Directive 1: Copy out the stretch of the Internet Explorer post from "The ever-vigilant web" through "anyone can remember." word for word.

--- Start of Text shown ---

I hate Internet Explorer and its little dog, too.

ie7 broke my site!

NOTE: The following post was written after a couple very frustrating hours fighting with Internet Explorer using XHTML, CSS, and my bare hands.

The ever-vigilant web stylist, Ms. Gepner, sent me a screenshot of the bad news that I knew was coming but was living in denial of. Yes, the newly released beta versions of Microsoft’s sucky browser did indeed break my website.

The upcoming style problems with Internet Explorer 7 (the latest aberration in standards compliant web browsing) have been foretold by design gurus for months. The development community has been lamenting the fact that Micro$oft saw fit to only fix a puny smattering of IE6’s bugs (of which there are MANY)… yet at the same time they removed a small “hack”, better known as the Holly Hack, which will now hearby eliminate the primary trick that web designers have been using to work around all of the IE bugs that have plagued it for as long as anyone can remember.

--- End of Text shown ---
--- Start of Records supplied ---

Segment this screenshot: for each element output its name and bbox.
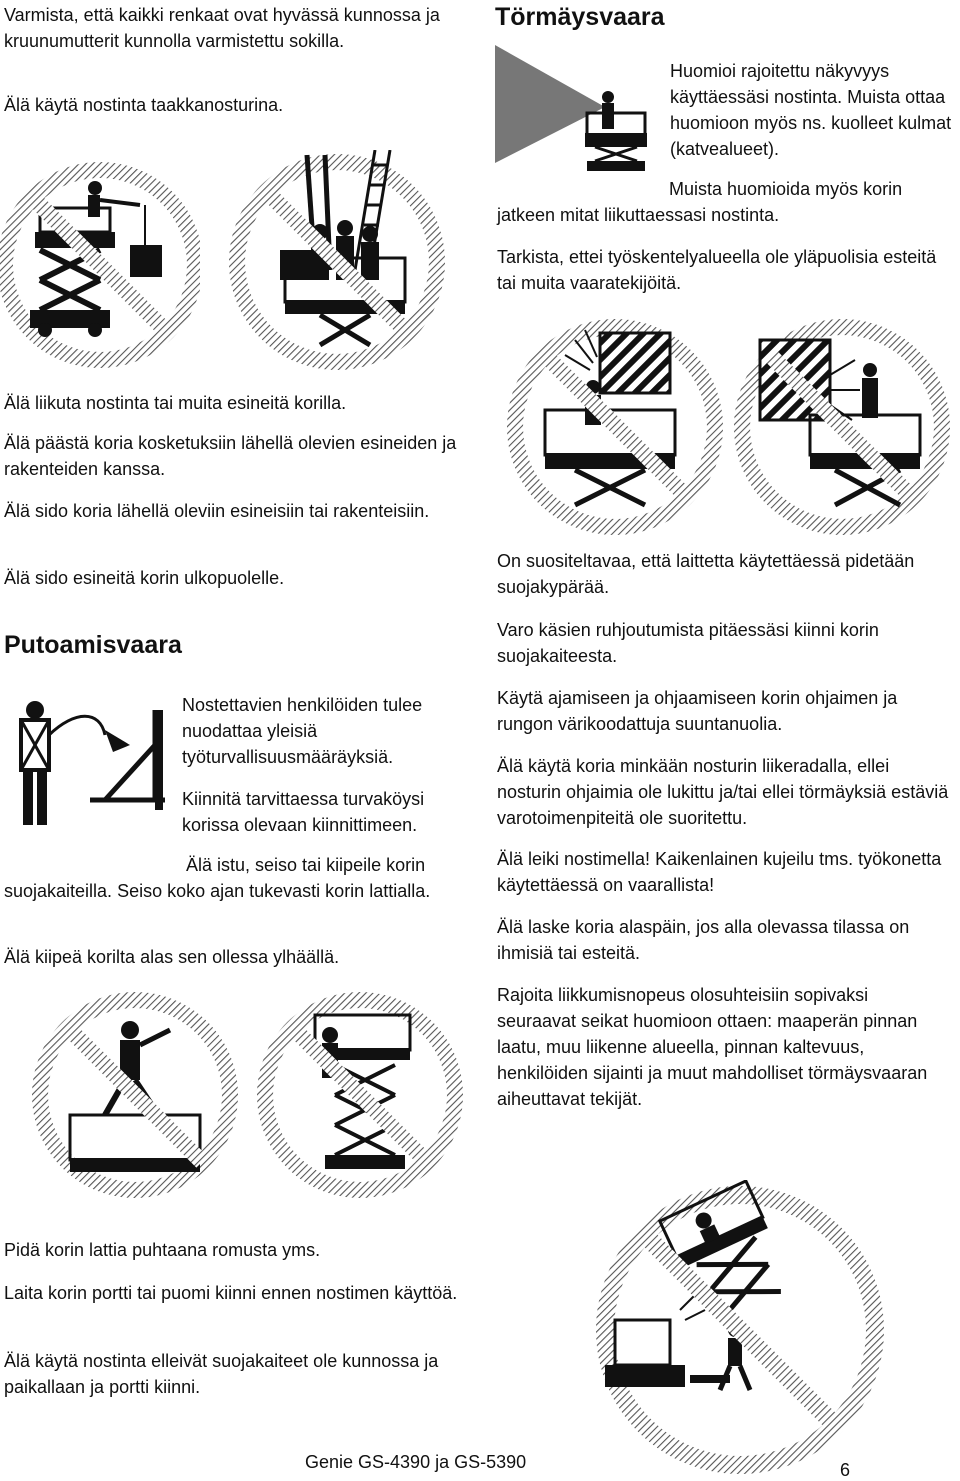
overhead-contact-prohibition-icon <box>730 315 955 540</box>
no-lower-onto-people-text: Älä laske koria alaspäin, jos alla olevassa tilassa on ihmisiä tai esteitä. <box>497 917 910 963</box>
speed-limit-text: Rajoita liikkumisnopeus olosuhteisiin sopivaksi seuraavat seikat huomioon ottaen: maaperän pinnan laatu, muu liikenne alueella, pinnan kaltevuus, henkilöiden sijainti ja muut mahdolliset törmäysvaaran aiheuttavat tekijät. <box>497 985 928 1109</box>
hard-hat-text: On suositeltavaa, että laittetta käytettäessä pidetään suojakypärää. <box>497 551 915 597</box>
fall-hazard-heading: Putoamisvaara <box>4 631 182 659</box>
hand-crush-text: Varo käsien ruhjoutumista pitäessäsi kiinni korin suojakaiteesta. <box>497 620 879 666</box>
no-crane-text: Älä käytä nostinta taakkanosturina. <box>4 95 284 115</box>
no-horseplay-text: Älä leiki nostimella! Kaikenlainen kujeilu tms. työkonetta käytettäessä on vaarallista! <box>497 849 942 895</box>
visibility-text: Huomioi rajoitettu näkyvyys käyttäessäsi nostinta. Muista ottaa huomioon myös ns. kuolleet kulmat (katvealueet). <box>670 61 952 159</box>
no-contact-text: Älä päästä koria kosketuksiin lähellä olevien esineiden ja rakenteiden kanssa. <box>4 433 457 479</box>
extension-text: Muista huomioida myös korin jatkeen mitat liikuttaessasi nostinta. <box>497 179 903 225</box>
overhead-obstruction-prohibition-icon <box>505 315 725 540</box>
no-crane-use-prohibition-icon <box>0 150 200 380</box>
no-tie-objects-text: Älä sido esineitä korin ulkopuolelle. <box>4 568 285 588</box>
blind-spot-icon <box>495 45 655 175</box>
model-footer: Genie GS-4390 ja GS-5390 <box>305 1452 527 1472</box>
no-standing-on-rails-prohibition-icon <box>30 990 240 1205</box>
guardrails-text: Älä käytä nostinta elleivät suojakaiteet ole kunnossa ja paikallaan ja portti kiinni. <box>4 1351 439 1397</box>
lanyard-text: Kiinnitä tarvittaessa turvaköysi korissa olevaan kiinnittimeen. <box>182 789 425 835</box>
close-gate-text: Laita korin portti tai puomi kiinni ennen nostimen käyttöä. <box>4 1283 458 1303</box>
no-climbing-down-prohibition-icon <box>255 990 465 1205</box>
no-tie-platform-text: Älä sido koria lähellä oleviin esineisiin tai rakenteisiin. <box>4 501 430 521</box>
no-collision-driving-prohibition-icon <box>585 1180 895 1480</box>
safety-regulations-text: Nostettavien henkilöiden tulee nuodattaa yleisiä työturvallisuusmääräyksiä. <box>182 695 423 767</box>
harness-lanyard-icon <box>5 690 175 830</box>
no-climb-rails-text: Älä istu, seiso tai kiipeile korin suojakaiteilla. Seiso koko ajan tukevasti korin lattialla. <box>4 855 431 901</box>
collision-hazard-heading: Törmäysvaara <box>495 3 665 31</box>
clean-floor-text: Pidä korin lattia puhtaana romusta yms. <box>4 1240 321 1260</box>
tire-check-text: Varmista, että kaikki renkaat ovat hyvässä kunnossa ja kruunumutterit kunnolla varmistettu sokilla. <box>4 5 440 51</box>
direction-arrows-text: Käytä ajamiseen ja ohjaamiseen korin ohjaimen ja rungon värikoodattuja suuntanuolia. <box>497 688 898 734</box>
crane-path-text: Älä käytä koria minkään nosturin liikeradalla, ellei nosturin ohjaimia ole lukittu ja/tai ellei törmäyksiä estäviä varotoimenpiteitä ole suoritettu. <box>497 756 949 828</box>
no-overload-prohibition-icon <box>225 150 450 375</box>
overhead-text: Tarkista, ettei työskentelyalueella ole yläpuolisia esteitä tai muita vaaratekijöitä. <box>497 247 937 293</box>
page-number: 6 <box>840 1460 851 1480</box>
no-exit-elevated-text: Älä kiipeä korilta alas sen ollessa ylhäällä. <box>4 947 340 967</box>
no-push-objects-text: Älä liikuta nostinta tai muita esineitä korilla. <box>4 393 347 413</box>
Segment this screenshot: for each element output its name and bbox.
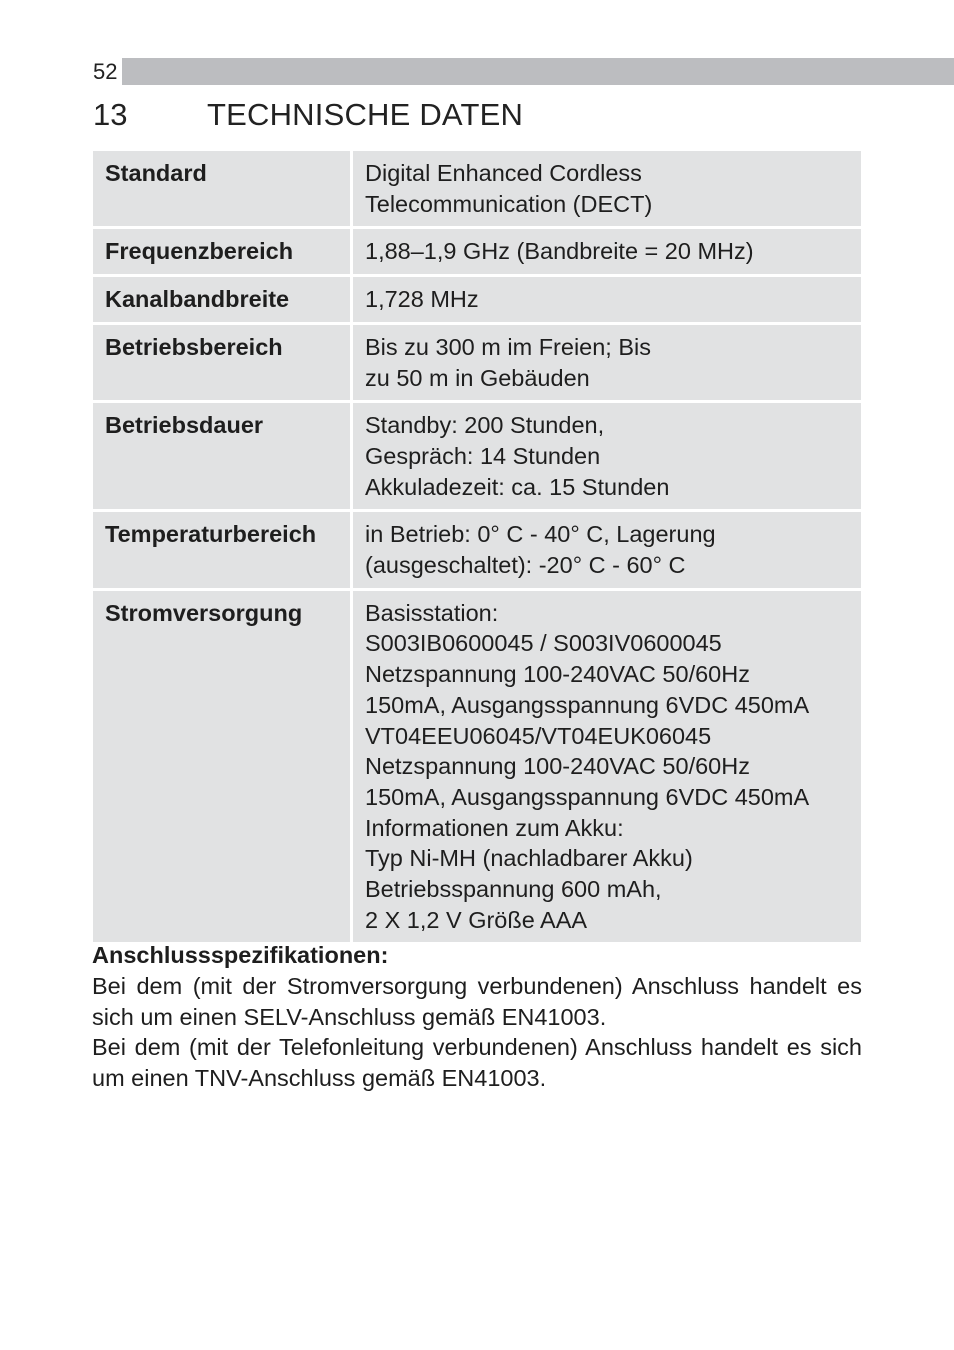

--- End of Records supplied ---

Directive 2: Echo the lines of the entries above, from the line containing "overhead-contact-prohibition-icon <box>730 315" through the line containing "guardrails-text: Älä käytä", both included, without any change.

Response 1:
The ever-vigilant web stylist, Ms. Gepner, sent me a screenshot of the bad news that I knew was coming but was living in denial of. Yes, the newly released beta versions of Microsoft’s sucky browser did indeed break my website.

The upcoming style problems with Internet Explorer 7 (the latest aberration in standards compliant web browsing) have been foretold by design gurus for months. The development community has been lamenting the fact that Micro$oft saw fit to only fix a puny smattering of IE6’s bugs (of which there are MANY)… yet at the same time they removed a small “hack”, better known as the Holly Hack, which will now hearby eliminate the primary trick that web designers have been using to work around all of the IE bugs that have plagued it for as long as anyone can remember.

Response 2:
overhead-contact-prohibition-icon <box>730 315 955 540</box>
no-lower-onto-people-text: Älä laske koria alaspäin, jos alla olevassa tilassa on ihmisiä tai esteitä. <box>497 917 910 963</box>
speed-limit-text: Rajoita liikkumisnopeus olosuhteisiin sopivaksi seuraavat seikat huomioon ottaen: maaperän pinnan laatu, muu liikenne alueella, pinnan kaltevuus, henkilöiden sijainti ja muut mahdolliset törmäysvaaran aiheuttavat tekijät. <box>497 985 928 1109</box>
hard-hat-text: On suositeltavaa, että laittetta käytettäessä pidetään suojakypärää. <box>497 551 915 597</box>
fall-hazard-heading: Putoamisvaara <box>4 631 182 659</box>
hand-crush-text: Varo käsien ruhjoutumista pitäessäsi kiinni korin suojakaiteesta. <box>497 620 879 666</box>
no-crane-text: Älä käytä nostinta taakkanosturina. <box>4 95 284 115</box>
no-horseplay-text: Älä leiki nostimella! Kaikenlainen kujeilu tms. työkonetta käytettäessä on vaarallista! <box>497 849 942 895</box>
visibility-text: Huomioi rajoitettu näkyvyys käyttäessäsi nostinta. Muista ottaa huomioon myös ns. kuolleet kulmat (katvealueet). <box>670 61 952 159</box>
no-contact-text: Älä päästä koria kosketuksiin lähellä olevien esineiden ja rakenteiden kanssa. <box>4 433 457 479</box>
extension-text: Muista huomioida myös korin jatkeen mitat liikuttaessasi nostinta. <box>497 179 903 225</box>
overhead-obstruction-prohibition-icon <box>505 315 725 540</box>
no-crane-use-prohibition-icon <box>0 150 200 380</box>
no-tie-objects-text: Älä sido esineitä korin ulkopuolelle. <box>4 568 285 588</box>
blind-spot-icon <box>495 45 655 175</box>
model-footer: Genie GS-4390 ja GS-5390 <box>305 1452 527 1472</box>
no-standing-on-rails-prohibition-icon <box>30 990 240 1205</box>
guardrails-text: Älä käytä nostinta elleivät suojakaiteet ole kunnossa ja paikallaan ja portti kiinni. <box>4 1351 439 1397</box>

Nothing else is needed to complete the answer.